Write out each record again exactly as it stands.

(Data listing)
---------------

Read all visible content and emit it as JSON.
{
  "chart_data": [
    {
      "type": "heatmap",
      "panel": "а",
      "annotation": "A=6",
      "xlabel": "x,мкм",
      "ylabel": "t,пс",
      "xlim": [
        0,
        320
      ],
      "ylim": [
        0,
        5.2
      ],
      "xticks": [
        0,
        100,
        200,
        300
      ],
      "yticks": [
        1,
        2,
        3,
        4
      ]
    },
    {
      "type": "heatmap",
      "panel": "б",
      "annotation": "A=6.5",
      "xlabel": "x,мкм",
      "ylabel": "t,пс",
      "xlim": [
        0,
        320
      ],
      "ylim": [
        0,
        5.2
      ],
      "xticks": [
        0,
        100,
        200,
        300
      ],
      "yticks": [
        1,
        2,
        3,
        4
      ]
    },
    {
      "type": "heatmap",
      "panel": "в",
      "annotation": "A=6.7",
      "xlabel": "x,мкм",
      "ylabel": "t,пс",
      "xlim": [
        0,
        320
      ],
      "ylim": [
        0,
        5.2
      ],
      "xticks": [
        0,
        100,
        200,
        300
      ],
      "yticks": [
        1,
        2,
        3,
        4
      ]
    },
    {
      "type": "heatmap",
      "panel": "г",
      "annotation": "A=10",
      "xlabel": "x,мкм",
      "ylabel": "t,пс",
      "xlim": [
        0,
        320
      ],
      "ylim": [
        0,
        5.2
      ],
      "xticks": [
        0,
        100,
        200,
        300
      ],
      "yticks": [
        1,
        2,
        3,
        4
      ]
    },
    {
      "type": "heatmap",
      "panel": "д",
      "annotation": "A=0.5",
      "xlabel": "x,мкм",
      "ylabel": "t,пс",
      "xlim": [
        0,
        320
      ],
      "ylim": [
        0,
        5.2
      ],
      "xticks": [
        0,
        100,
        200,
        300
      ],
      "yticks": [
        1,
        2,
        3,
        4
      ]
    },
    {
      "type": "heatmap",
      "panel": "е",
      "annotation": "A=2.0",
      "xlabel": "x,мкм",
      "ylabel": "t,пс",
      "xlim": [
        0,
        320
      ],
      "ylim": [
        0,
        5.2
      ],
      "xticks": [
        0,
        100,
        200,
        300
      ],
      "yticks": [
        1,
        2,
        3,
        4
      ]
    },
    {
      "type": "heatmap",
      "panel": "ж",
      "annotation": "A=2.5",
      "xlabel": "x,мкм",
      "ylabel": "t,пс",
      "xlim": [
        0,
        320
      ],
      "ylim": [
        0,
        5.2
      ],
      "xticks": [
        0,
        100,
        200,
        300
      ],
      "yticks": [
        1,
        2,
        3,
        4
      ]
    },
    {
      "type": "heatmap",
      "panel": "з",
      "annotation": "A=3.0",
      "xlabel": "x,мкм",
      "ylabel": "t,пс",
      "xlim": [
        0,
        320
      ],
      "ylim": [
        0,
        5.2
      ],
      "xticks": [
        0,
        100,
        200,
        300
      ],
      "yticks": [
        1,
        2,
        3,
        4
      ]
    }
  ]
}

---------------

• Result below:
Read all visible content and emit it as JSON.
{
  "chart_data": [
    {
      "type": "heatmap",
      "panel": "а",
      "annotation": "A=6",
      "xlabel": "x,мкм",
      "ylabel": "t,пс",
      "xlim": [
        0,
        320
      ],
      "ylim": [
        0,
        5.2
      ],
      "xticks": [
        0,
        100,
        200,
        300
      ],
      "yticks": [
        1,
        2,
        3,
        4
      ]
    },
    {
      "type": "heatmap",
      "panel": "б",
      "annotation": "A=6.5",
      "xlabel": "x,мкм",
      "ylabel": "t,пс",
      "xlim": [
        0,
        320
      ],
      "ylim": [
        0,
        5.2
      ],
      "xticks": [
        0,
        100,
        200,
        300
      ],
      "yticks": [
        1,
        2,
        3,
        4
      ]
    },
    {
      "type": "heatmap",
      "panel": "в",
      "annotation": "A=6.7",
      "xlabel": "x,мкм",
      "ylabel": "t,пс",
      "xlim": [
        0,
        320
      ],
      "ylim": [
        0,
        5.2
      ],
      "xticks": [
        0,
        100,
        200,
        300
      ],
      "yticks": [
        1,
        2,
        3,
        4
      ]
    },
    {
      "type": "heatmap",
      "panel": "г",
      "annotation": "A=10",
      "xlabel": "x,мкм",
      "ylabel": "t,пс",
      "xlim": [
        0,
        320
      ],
      "ylim": [
        0,
        5.2
      ],
      "xticks": [
        0,
        100,
        200,
        300
      ],
      "yticks": [
        1,
        2,
        3,
        4
      ]
    },
    {
      "type": "heatmap",
      "panel": "д",
      "annotation": "A=0.5",
      "xlabel": "x,мкм",
      "ylabel": "t,пс",
      "xlim": [
        0,
        320
      ],
      "ylim": [
        0,
        5.2
      ],
      "xticks": [
        0,
        100,
        200,
        300
      ],
      "yticks": [
        1,
        2,
        3,
        4
      ]
    },
    {
      "type": "heatmap",
      "panel": "е",
      "annotation": "A=2.0",
      "xlabel": "x,мкм",
      "ylabel": "t,пс",
      "xlim": [
        0,
        320
      ],
      "ylim": [
        0,
        5.2
      ],
      "xticks": [
        0,
        100,
        200,
        300
      ],
      "yticks": [
        1,
        2,
        3,
        4
      ]
    },
    {
      "type": "heatmap",
      "panel": "ж",
      "annotation": "A=2.5",
      "xlabel": "x,мкм",
      "ylabel": "t,пс",
      "xlim": [
        0,
        320
      ],
      "ylim": [
        0,
        5.2
      ],
      "xticks": [
        0,
        100,
        200,
        300
      ],
      "yticks": [
        1,
        2,
        3,
        4
      ]
    },
    {
      "type": "heatmap",
      "panel": "з",
      "annotation": "A=3.0",
      "xlabel": "x,мкм",
      "ylabel": "t,пс",
      "xlim": [
        0,
        320
      ],
      "ylim": [
        0,
        5.2
      ],
      "xticks": [
        0,
        100,
        200,
        300
      ],
      "yticks": [
        1,
        2,
        3,
        4
      ]
    }
  ]
}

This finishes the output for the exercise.